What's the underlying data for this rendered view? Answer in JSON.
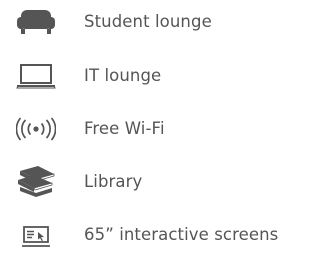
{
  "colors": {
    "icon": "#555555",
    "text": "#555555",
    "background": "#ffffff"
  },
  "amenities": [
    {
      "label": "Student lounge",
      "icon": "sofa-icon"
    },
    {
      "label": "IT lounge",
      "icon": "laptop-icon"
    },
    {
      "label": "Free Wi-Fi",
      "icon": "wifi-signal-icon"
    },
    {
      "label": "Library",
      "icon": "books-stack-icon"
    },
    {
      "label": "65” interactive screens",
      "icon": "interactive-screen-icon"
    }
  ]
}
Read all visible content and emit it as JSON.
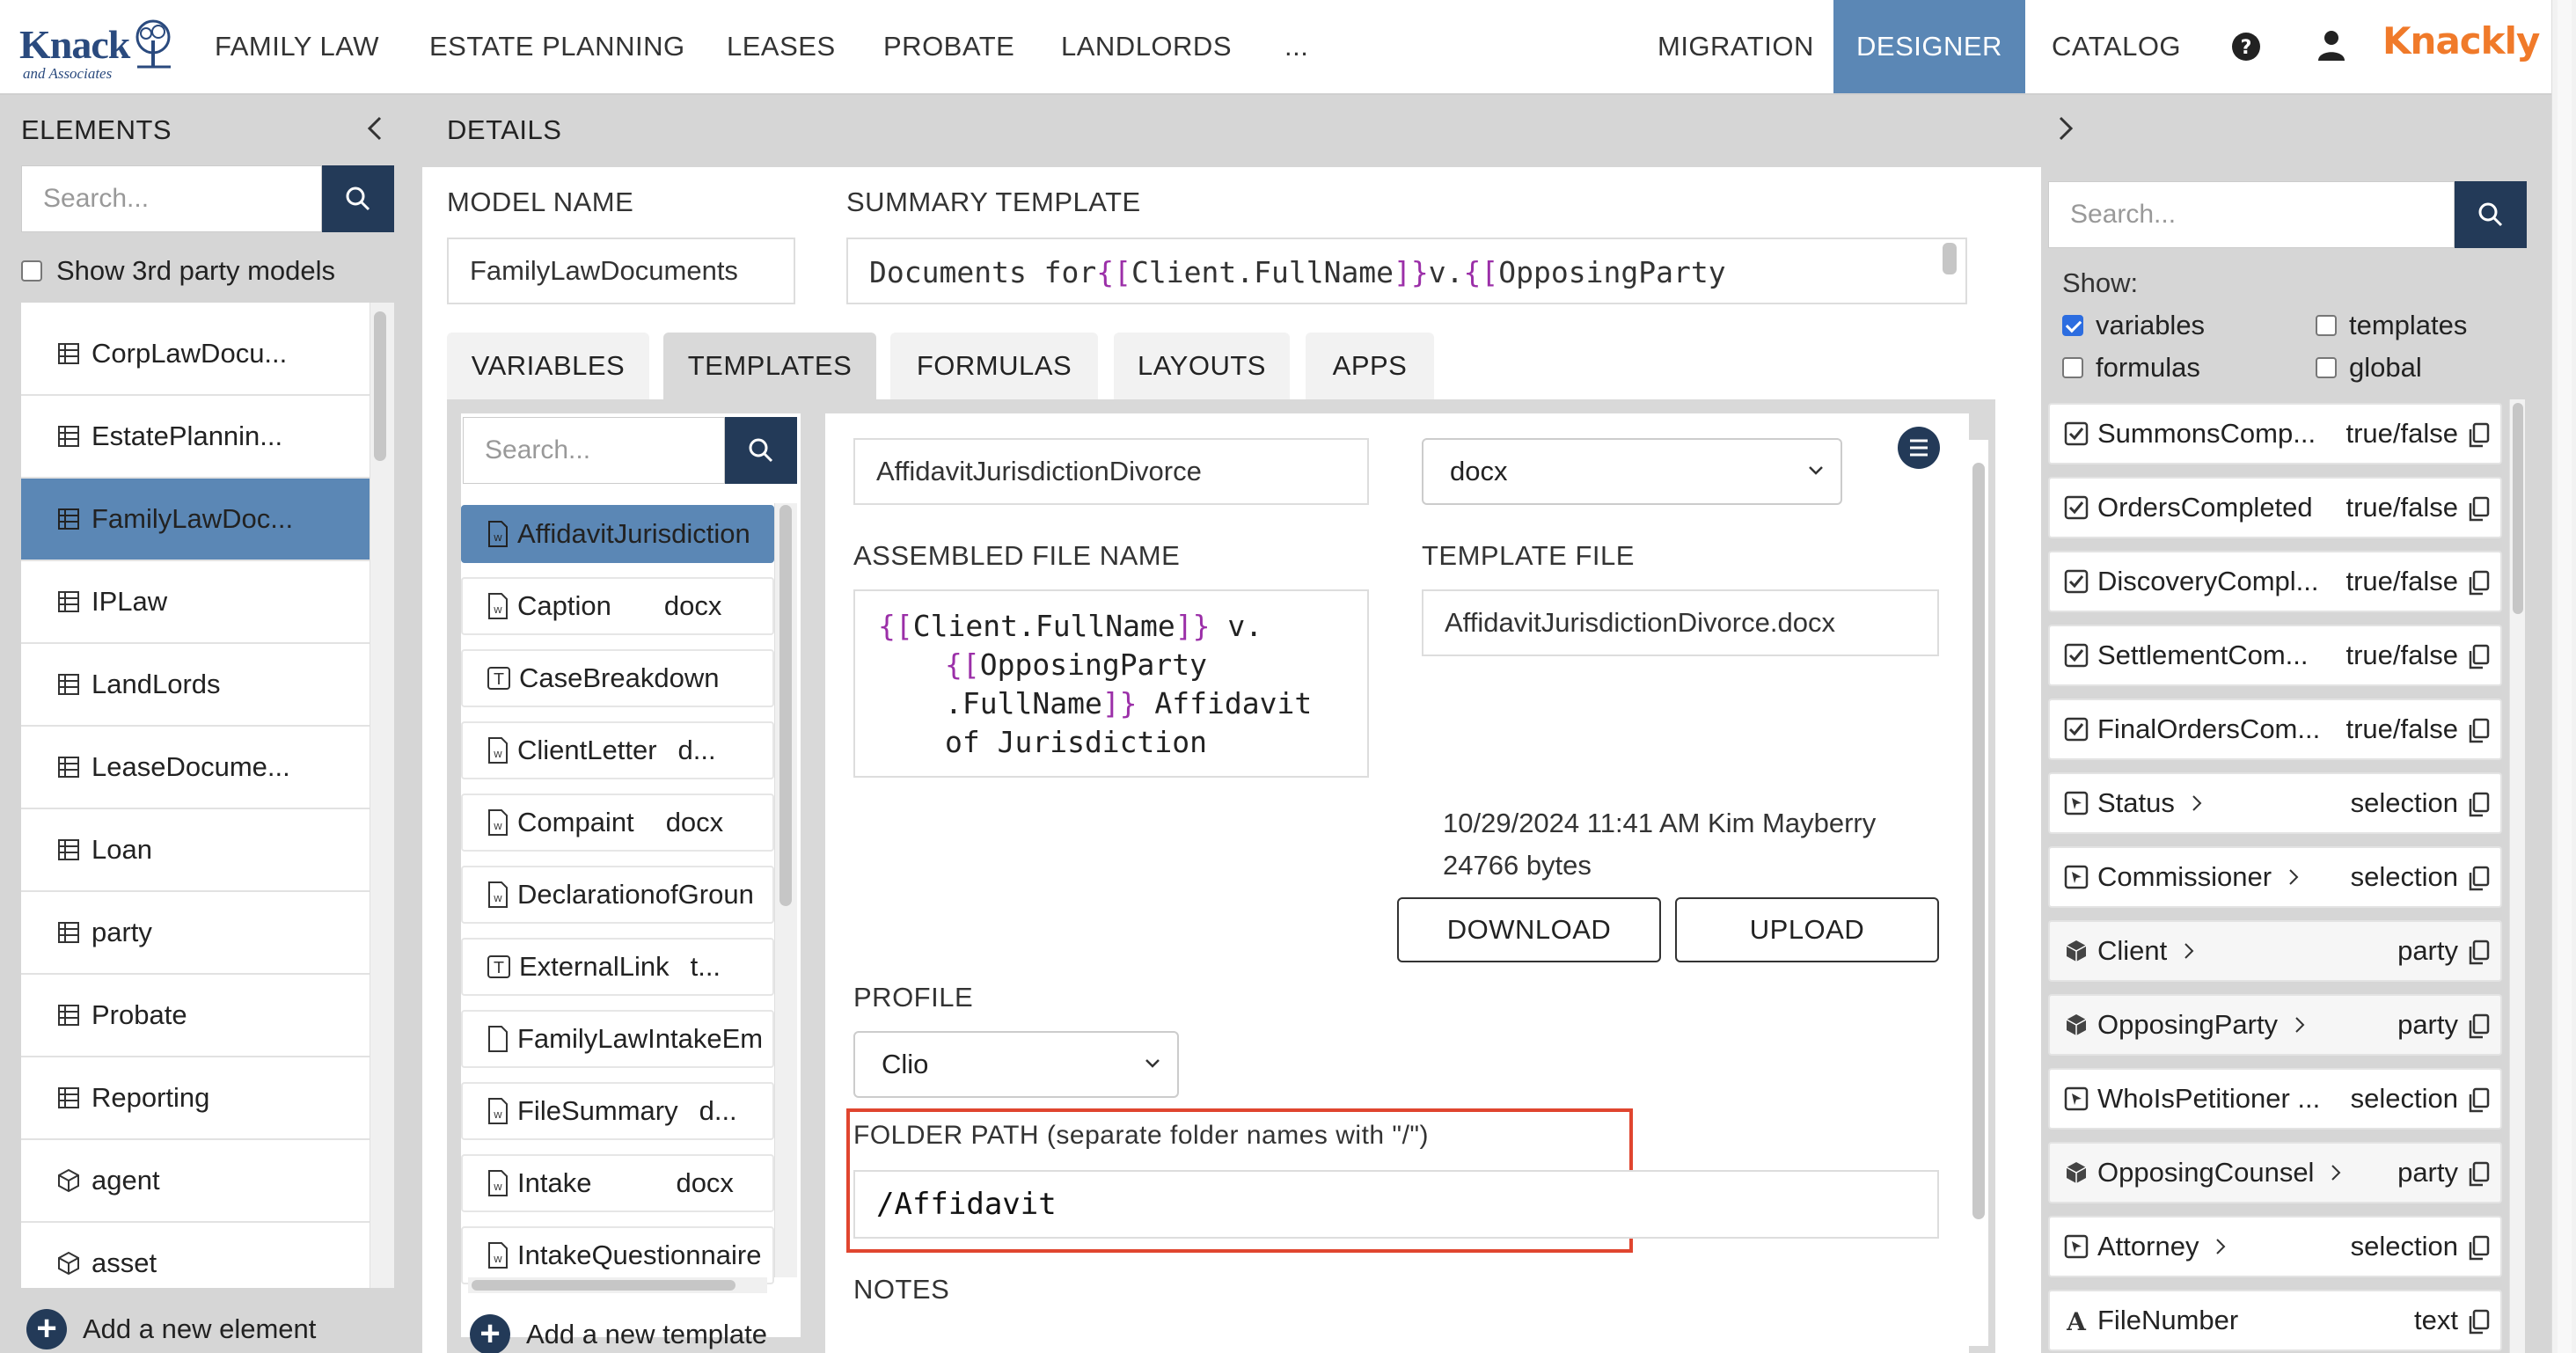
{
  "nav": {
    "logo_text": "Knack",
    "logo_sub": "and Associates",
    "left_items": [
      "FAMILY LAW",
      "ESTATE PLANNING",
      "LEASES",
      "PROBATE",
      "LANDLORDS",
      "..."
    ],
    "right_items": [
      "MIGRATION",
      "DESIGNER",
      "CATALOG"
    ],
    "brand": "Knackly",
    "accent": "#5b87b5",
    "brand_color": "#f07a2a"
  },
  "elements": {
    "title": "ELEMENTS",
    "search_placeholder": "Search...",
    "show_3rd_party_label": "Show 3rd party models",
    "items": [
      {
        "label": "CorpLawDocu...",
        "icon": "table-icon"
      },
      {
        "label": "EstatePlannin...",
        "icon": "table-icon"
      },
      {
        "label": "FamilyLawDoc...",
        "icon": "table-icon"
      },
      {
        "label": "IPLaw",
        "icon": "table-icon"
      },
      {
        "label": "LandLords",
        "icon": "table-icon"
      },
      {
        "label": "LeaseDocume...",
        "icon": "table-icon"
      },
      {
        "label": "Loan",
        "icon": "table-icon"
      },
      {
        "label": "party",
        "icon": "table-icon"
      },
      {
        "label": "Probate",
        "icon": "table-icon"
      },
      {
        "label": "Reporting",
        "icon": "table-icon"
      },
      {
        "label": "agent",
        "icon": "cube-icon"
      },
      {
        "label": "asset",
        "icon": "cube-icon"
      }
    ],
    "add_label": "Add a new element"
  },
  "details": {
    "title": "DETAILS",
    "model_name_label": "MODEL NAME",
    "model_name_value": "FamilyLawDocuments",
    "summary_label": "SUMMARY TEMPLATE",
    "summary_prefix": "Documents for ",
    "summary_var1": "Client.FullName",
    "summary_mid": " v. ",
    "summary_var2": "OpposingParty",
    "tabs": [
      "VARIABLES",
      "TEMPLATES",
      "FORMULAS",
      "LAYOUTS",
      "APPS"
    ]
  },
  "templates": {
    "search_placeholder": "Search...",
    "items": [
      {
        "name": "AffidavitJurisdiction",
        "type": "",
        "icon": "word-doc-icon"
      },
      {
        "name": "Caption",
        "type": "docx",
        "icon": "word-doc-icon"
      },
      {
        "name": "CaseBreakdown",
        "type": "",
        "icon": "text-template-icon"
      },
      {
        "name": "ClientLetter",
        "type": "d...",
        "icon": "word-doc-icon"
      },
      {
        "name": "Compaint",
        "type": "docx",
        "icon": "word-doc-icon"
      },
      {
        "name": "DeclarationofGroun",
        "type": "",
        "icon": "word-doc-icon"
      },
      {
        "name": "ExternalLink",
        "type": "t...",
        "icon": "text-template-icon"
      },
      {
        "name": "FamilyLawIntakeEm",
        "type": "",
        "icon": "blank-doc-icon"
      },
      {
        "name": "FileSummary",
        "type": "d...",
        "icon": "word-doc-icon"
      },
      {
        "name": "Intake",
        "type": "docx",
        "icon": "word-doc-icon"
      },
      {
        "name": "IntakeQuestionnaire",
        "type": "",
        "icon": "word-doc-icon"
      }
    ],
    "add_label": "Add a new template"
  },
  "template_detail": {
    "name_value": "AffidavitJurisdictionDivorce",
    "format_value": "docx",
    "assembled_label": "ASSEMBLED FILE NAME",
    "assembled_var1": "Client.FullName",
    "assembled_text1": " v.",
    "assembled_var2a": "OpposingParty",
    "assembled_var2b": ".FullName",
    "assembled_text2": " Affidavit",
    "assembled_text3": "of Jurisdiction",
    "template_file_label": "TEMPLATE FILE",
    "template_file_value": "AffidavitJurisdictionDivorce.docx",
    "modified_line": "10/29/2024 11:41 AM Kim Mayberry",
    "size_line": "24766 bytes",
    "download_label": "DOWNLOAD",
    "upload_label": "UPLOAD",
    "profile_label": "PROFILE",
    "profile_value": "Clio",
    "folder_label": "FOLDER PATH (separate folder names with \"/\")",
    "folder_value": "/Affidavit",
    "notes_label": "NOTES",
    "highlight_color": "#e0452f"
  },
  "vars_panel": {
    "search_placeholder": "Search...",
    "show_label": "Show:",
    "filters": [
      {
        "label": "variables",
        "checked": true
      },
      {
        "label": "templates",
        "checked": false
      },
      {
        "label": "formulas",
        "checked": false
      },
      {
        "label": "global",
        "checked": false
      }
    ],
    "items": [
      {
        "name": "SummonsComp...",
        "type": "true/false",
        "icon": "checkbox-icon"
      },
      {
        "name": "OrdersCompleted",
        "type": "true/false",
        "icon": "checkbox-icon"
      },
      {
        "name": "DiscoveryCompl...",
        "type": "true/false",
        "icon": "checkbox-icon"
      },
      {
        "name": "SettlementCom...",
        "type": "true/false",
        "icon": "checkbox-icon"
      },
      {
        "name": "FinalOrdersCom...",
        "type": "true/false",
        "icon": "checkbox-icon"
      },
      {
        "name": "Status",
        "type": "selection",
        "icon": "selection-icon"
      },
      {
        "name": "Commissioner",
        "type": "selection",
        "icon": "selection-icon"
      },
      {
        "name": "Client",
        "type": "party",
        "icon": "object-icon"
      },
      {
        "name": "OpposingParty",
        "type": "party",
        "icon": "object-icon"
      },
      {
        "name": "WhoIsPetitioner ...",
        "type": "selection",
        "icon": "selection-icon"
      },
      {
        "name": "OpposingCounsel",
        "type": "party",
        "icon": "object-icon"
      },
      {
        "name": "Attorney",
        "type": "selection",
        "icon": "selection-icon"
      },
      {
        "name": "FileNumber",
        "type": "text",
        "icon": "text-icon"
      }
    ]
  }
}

**Description of the task**
Reproduce the material above in full and without alteration, but skip all pictures.

**Problem solution**
What's the underlying data for this rendered view? Answer in JSON.
{
  "colors": {
    "icon": "#555555",
    "text": "#555555",
    "background": "#ffffff"
  },
  "amenities": [
    {
      "label": "Student lounge",
      "icon": "sofa-icon"
    },
    {
      "label": "IT lounge",
      "icon": "laptop-icon"
    },
    {
      "label": "Free Wi-Fi",
      "icon": "wifi-signal-icon"
    },
    {
      "label": "Library",
      "icon": "books-stack-icon"
    },
    {
      "label": "65” interactive screens",
      "icon": "interactive-screen-icon"
    }
  ]
}
Read all visible content and emit it as JSON.
{
  "nav": {
    "logo_text": "Knack",
    "logo_sub": "and Associates",
    "left_items": [
      "FAMILY LAW",
      "ESTATE PLANNING",
      "LEASES",
      "PROBATE",
      "LANDLORDS",
      "..."
    ],
    "right_items": [
      "MIGRATION",
      "DESIGNER",
      "CATALOG"
    ],
    "brand": "Knackly",
    "accent": "#5b87b5",
    "brand_color": "#f07a2a"
  },
  "elements": {
    "title": "ELEMENTS",
    "search_placeholder": "Search...",
    "show_3rd_party_label": "Show 3rd party models",
    "items": [
      {
        "label": "CorpLawDocu...",
        "icon": "table-icon"
      },
      {
        "label": "EstatePlannin...",
        "icon": "table-icon"
      },
      {
        "label": "FamilyLawDoc...",
        "icon": "table-icon"
      },
      {
        "label": "IPLaw",
        "icon": "table-icon"
      },
      {
        "label": "LandLords",
        "icon": "table-icon"
      },
      {
        "label": "LeaseDocume...",
        "icon": "table-icon"
      },
      {
        "label": "Loan",
        "icon": "table-icon"
      },
      {
        "label": "party",
        "icon": "table-icon"
      },
      {
        "label": "Probate",
        "icon": "table-icon"
      },
      {
        "label": "Reporting",
        "icon": "table-icon"
      },
      {
        "label": "agent",
        "icon": "cube-icon"
      },
      {
        "label": "asset",
        "icon": "cube-icon"
      }
    ],
    "add_label": "Add a new element"
  },
  "details": {
    "title": "DETAILS",
    "model_name_label": "MODEL NAME",
    "model_name_value": "FamilyLawDocuments",
    "summary_label": "SUMMARY TEMPLATE",
    "summary_prefix": "Documents for ",
    "summary_var1": "Client.FullName",
    "summary_mid": " v. ",
    "summary_var2": "OpposingParty",
    "tabs": [
      "VARIABLES",
      "TEMPLATES",
      "FORMULAS",
      "LAYOUTS",
      "APPS"
    ]
  },
  "templates": {
    "search_placeholder": "Search...",
    "items": [
      {
        "name": "AffidavitJurisdiction",
        "type": "",
        "icon": "word-doc-icon"
      },
      {
        "name": "Caption",
        "type": "docx",
        "icon": "word-doc-icon"
      },
      {
        "name": "CaseBreakdown",
        "type": "",
        "icon": "text-template-icon"
      },
      {
        "name": "ClientLetter",
        "type": "d...",
        "icon": "word-doc-icon"
      },
      {
        "name": "Compaint",
        "type": "docx",
        "icon": "word-doc-icon"
      },
      {
        "name": "DeclarationofGroun",
        "type": "",
        "icon": "word-doc-icon"
      },
      {
        "name": "ExternalLink",
        "type": "t...",
        "icon": "text-template-icon"
      },
      {
        "name": "FamilyLawIntakeEm",
        "type": "",
        "icon": "blank-doc-icon"
      },
      {
        "name": "FileSummary",
        "type": "d...",
        "icon": "word-doc-icon"
      },
      {
        "name": "Intake",
        "type": "docx",
        "icon": "word-doc-icon"
      },
      {
        "name": "IntakeQuestionnaire",
        "type": "",
        "icon": "word-doc-icon"
      }
    ],
    "add_label": "Add a new template"
  },
  "template_detail": {
    "name_value": "AffidavitJurisdictionDivorce",
    "format_value": "docx",
    "assembled_label": "ASSEMBLED FILE NAME",
    "assembled_var1": "Client.FullName",
    "assembled_text1": " v.",
    "assembled_var2a": "OpposingParty",
    "assembled_var2b": ".FullName",
    "assembled_text2": " Affidavit",
    "assembled_text3": "of Jurisdiction",
    "template_file_label": "TEMPLATE FILE",
    "template_file_value": "AffidavitJurisdictionDivorce.docx",
    "modified_line": "10/29/2024 11:41 AM Kim Mayberry",
    "size_line": "24766 bytes",
    "download_label": "DOWNLOAD",
    "upload_label": "UPLOAD",
    "profile_label": "PROFILE",
    "profile_value": "Clio",
    "folder_label": "FOLDER PATH (separate folder names with \"/\")",
    "folder_value": "/Affidavit",
    "notes_label": "NOTES",
    "highlight_color": "#e0452f"
  },
  "vars_panel": {
    "search_placeholder": "Search...",
    "show_label": "Show:",
    "filters": [
      {
        "label": "variables",
        "checked": true
      },
      {
        "label": "templates",
        "checked": false
      },
      {
        "label": "formulas",
        "checked": false
      },
      {
        "label": "global",
        "checked": false
      }
    ],
    "items": [
      {
        "name": "SummonsComp...",
        "type": "true/false",
        "icon": "checkbox-icon"
      },
      {
        "name": "OrdersCompleted",
        "type": "true/false",
        "icon": "checkbox-icon"
      },
      {
        "name": "DiscoveryCompl...",
        "type": "true/false",
        "icon": "checkbox-icon"
      },
      {
        "name": "SettlementCom...",
        "type": "true/false",
        "icon": "checkbox-icon"
      },
      {
        "name": "FinalOrdersCom...",
        "type": "true/false",
        "icon": "checkbox-icon"
      },
      {
        "name": "Status",
        "type": "selection",
        "icon": "selection-icon"
      },
      {
        "name": "Commissioner",
        "type": "selection",
        "icon": "selection-icon"
      },
      {
        "name": "Client",
        "type": "party",
        "icon": "object-icon"
      },
      {
        "name": "OpposingParty",
        "type": "party",
        "icon": "object-icon"
      },
      {
        "name": "WhoIsPetitioner ...",
        "type": "selection",
        "icon": "selection-icon"
      },
      {
        "name": "OpposingCounsel",
        "type": "party",
        "icon": "object-icon"
      },
      {
        "name": "Attorney",
        "type": "selection",
        "icon": "selection-icon"
      },
      {
        "name": "FileNumber",
        "type": "text",
        "icon": "text-icon"
      }
    ]
  }
}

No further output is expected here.